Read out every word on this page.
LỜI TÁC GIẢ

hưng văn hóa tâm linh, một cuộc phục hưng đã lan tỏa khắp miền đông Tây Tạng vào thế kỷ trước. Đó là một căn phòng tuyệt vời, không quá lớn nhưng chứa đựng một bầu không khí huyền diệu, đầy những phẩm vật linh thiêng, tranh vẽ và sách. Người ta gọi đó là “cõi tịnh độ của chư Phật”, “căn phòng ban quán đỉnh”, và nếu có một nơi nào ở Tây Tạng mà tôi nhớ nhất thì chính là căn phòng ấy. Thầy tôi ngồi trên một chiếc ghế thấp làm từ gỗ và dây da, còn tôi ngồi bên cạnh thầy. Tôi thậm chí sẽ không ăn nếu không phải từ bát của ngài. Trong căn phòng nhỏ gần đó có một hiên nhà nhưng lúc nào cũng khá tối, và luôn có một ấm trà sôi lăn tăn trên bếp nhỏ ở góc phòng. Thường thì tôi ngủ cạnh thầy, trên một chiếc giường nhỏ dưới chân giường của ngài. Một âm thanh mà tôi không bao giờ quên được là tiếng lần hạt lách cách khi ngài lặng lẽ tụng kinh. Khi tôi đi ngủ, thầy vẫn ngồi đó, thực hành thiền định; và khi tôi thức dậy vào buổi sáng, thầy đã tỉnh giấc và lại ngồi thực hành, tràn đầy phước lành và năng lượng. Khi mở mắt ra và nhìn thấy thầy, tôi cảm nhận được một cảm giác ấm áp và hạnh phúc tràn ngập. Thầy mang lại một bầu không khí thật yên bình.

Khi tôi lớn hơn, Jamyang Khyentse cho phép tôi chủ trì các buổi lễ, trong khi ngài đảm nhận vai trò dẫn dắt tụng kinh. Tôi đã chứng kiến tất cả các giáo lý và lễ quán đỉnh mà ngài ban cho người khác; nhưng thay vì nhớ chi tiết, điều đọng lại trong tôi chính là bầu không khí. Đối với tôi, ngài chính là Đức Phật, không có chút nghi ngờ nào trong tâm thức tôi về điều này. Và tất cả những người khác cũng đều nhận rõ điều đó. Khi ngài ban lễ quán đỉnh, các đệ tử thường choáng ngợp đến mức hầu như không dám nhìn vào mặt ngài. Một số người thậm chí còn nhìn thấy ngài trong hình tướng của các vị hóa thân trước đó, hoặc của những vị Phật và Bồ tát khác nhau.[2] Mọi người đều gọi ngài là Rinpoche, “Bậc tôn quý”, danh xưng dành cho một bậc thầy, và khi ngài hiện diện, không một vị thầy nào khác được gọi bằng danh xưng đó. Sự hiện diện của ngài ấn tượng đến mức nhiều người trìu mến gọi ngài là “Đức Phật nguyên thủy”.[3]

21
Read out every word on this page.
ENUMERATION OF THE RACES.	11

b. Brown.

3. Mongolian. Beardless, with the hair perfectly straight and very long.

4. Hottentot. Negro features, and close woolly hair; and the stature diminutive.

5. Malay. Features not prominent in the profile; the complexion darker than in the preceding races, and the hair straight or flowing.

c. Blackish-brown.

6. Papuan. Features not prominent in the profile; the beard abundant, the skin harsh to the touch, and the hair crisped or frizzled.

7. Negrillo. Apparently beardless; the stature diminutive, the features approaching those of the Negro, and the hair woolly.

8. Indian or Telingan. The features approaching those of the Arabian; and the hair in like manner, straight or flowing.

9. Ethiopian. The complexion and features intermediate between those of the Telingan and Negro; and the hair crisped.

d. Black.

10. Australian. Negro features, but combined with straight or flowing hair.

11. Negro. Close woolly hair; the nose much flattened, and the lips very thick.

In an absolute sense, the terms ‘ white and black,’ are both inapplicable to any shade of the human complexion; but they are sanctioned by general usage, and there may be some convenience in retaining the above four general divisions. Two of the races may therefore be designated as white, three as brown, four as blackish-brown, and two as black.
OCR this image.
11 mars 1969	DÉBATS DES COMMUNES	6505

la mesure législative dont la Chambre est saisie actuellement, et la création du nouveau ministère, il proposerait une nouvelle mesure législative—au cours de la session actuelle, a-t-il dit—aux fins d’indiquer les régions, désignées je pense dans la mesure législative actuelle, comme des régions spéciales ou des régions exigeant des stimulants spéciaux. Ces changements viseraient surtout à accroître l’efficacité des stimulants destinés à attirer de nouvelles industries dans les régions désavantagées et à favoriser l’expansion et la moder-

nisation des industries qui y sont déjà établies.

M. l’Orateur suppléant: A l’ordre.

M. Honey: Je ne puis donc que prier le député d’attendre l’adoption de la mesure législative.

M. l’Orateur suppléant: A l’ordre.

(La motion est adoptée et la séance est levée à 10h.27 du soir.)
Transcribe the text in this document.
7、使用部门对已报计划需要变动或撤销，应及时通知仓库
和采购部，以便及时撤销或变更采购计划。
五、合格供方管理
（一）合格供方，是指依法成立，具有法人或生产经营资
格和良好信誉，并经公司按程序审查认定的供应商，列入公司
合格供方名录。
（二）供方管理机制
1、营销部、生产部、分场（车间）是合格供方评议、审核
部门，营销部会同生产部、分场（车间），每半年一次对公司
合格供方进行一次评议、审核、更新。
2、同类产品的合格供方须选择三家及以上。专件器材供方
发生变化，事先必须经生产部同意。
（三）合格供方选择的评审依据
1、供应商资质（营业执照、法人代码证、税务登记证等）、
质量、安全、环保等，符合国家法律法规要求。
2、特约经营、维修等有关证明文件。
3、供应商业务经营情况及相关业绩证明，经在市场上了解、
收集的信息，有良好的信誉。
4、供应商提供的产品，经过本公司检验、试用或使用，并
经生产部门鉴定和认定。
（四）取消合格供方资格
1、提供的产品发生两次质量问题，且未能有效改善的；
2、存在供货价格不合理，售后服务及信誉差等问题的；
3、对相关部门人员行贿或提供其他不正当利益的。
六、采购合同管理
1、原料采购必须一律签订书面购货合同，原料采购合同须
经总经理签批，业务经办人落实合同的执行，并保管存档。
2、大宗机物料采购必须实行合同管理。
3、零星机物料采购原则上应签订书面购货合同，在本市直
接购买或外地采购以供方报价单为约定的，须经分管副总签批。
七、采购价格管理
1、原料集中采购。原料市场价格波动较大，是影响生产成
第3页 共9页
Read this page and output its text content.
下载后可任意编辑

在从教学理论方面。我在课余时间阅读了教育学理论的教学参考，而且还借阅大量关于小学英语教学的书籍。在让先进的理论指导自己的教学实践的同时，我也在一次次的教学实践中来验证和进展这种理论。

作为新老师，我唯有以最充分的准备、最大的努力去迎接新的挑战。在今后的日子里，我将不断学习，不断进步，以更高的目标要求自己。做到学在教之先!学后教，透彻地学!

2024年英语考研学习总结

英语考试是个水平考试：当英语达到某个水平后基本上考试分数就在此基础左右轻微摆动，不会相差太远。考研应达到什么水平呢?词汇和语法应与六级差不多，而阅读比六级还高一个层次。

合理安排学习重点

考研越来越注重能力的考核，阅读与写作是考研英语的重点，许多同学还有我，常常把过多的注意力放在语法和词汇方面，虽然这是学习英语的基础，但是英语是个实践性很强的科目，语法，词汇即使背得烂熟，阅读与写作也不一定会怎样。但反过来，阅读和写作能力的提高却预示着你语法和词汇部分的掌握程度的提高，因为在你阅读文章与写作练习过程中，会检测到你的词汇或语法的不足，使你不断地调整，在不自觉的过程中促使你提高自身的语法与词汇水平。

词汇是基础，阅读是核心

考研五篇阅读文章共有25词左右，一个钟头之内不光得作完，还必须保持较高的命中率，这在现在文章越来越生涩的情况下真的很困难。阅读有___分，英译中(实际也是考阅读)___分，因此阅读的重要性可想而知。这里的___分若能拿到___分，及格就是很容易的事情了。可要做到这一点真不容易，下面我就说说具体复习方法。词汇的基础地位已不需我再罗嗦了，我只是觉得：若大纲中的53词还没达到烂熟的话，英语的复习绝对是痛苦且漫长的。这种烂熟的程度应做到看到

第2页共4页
______
◆ WHAT IS EXPECTED ◆
Where a line of the records above holds the word "woolly", copy that line.

◆ COMPLETE OUTPUT ◆
4. Hottentot. Negro features, and close woolly hair; and the stature diminutive.
7. Negrillo. Apparently beardless; the stature diminutive, the features approaching those of the Negro, and the hair woolly.
11. Negro. Close woolly hair; the nose much flattened, and the lips very thick.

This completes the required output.